Set exercise ->
Word for word, quote all of the material, omitting the pictures.

Extracted data entries ->
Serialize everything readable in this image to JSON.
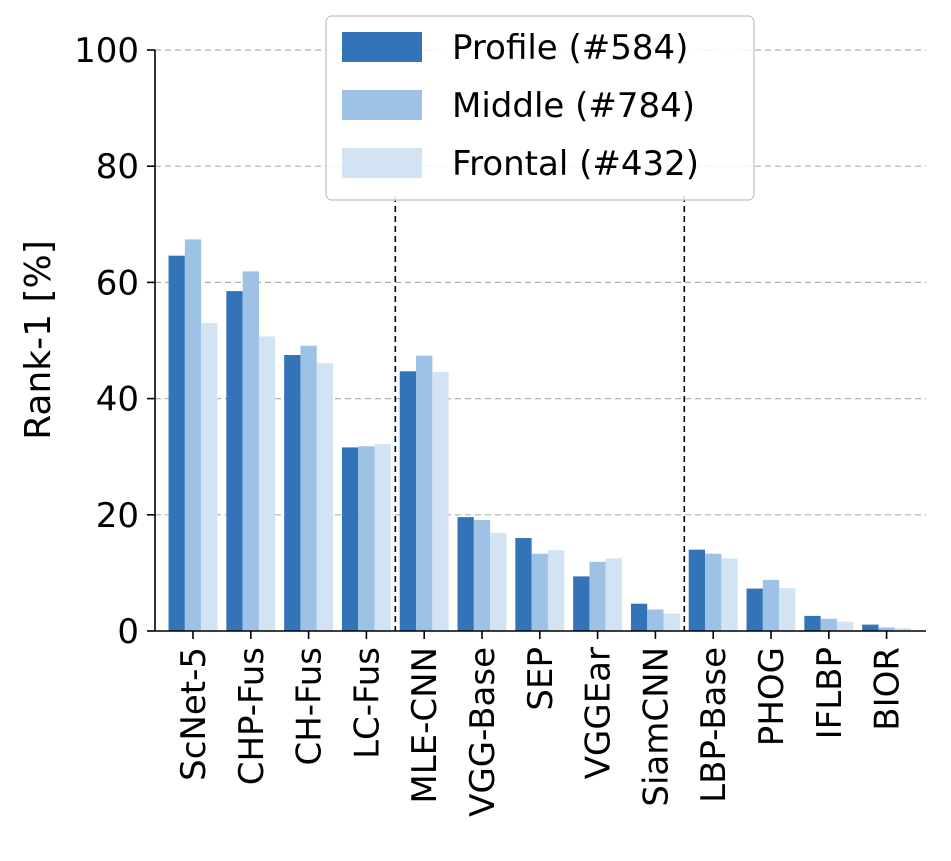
{
  "chart_data": {
    "type": "bar",
    "ylabel": "Rank-1 [%]",
    "ylim": [
      0,
      100
    ],
    "yticks": [
      "0",
      "20",
      "40",
      "60",
      "80",
      "100"
    ],
    "grid": true,
    "legend_position": "top-center",
    "categories": [
      "ScNet-5",
      "CHP-Fus",
      "CH-Fus",
      "LC-Fus",
      "MLE-CNN",
      "VGG-Base",
      "SEP",
      "VGGEar",
      "SiamCNN",
      "LBP-Base",
      "PHOG",
      "IFLBP",
      "BIOR"
    ],
    "series": [
      {
        "name": "Profile (#584)",
        "color": "#3274b7",
        "values": [
          64.6,
          58.5,
          47.5,
          31.6,
          44.7,
          19.6,
          16.0,
          9.4,
          4.7,
          14.0,
          7.3,
          2.6,
          1.1
        ]
      },
      {
        "name": "Middle (#784)",
        "color": "#9ec2e6",
        "values": [
          67.4,
          61.9,
          49.1,
          31.8,
          47.4,
          19.1,
          13.3,
          11.9,
          3.7,
          13.3,
          8.8,
          2.1,
          0.6
        ]
      },
      {
        "name": "Frontal (#432)",
        "color": "#d2e3f3",
        "values": [
          53.0,
          50.7,
          46.1,
          32.2,
          44.6,
          16.9,
          13.9,
          12.5,
          3.0,
          12.5,
          7.4,
          1.6,
          0.5
        ]
      }
    ],
    "group_separators_after": [
      "LC-Fus",
      "SiamCNN"
    ]
  }
}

Result ->
Serialize everything readable in this image to JSON.
{
  "chart_data": {
    "type": "bar",
    "ylabel": "Rank-1 [%]",
    "ylim": [
      0,
      100
    ],
    "yticks": [
      "0",
      "20",
      "40",
      "60",
      "80",
      "100"
    ],
    "grid": true,
    "legend_position": "top-center",
    "categories": [
      "ScNet-5",
      "CHP-Fus",
      "CH-Fus",
      "LC-Fus",
      "MLE-CNN",
      "VGG-Base",
      "SEP",
      "VGGEar",
      "SiamCNN",
      "LBP-Base",
      "PHOG",
      "IFLBP",
      "BIOR"
    ],
    "series": [
      {
        "name": "Profile (#584)",
        "color": "#3274b7",
        "values": [
          64.6,
          58.5,
          47.5,
          31.6,
          44.7,
          19.6,
          16.0,
          9.4,
          4.7,
          14.0,
          7.3,
          2.6,
          1.1
        ]
      },
      {
        "name": "Middle (#784)",
        "color": "#9ec2e6",
        "values": [
          67.4,
          61.9,
          49.1,
          31.8,
          47.4,
          19.1,
          13.3,
          11.9,
          3.7,
          13.3,
          8.8,
          2.1,
          0.6
        ]
      },
      {
        "name": "Frontal (#432)",
        "color": "#d2e3f3",
        "values": [
          53.0,
          50.7,
          46.1,
          32.2,
          44.6,
          16.9,
          13.9,
          12.5,
          3.0,
          12.5,
          7.4,
          1.6,
          0.5
        ]
      }
    ],
    "group_separators_after": [
      "LC-Fus",
      "SiamCNN"
    ]
  }
}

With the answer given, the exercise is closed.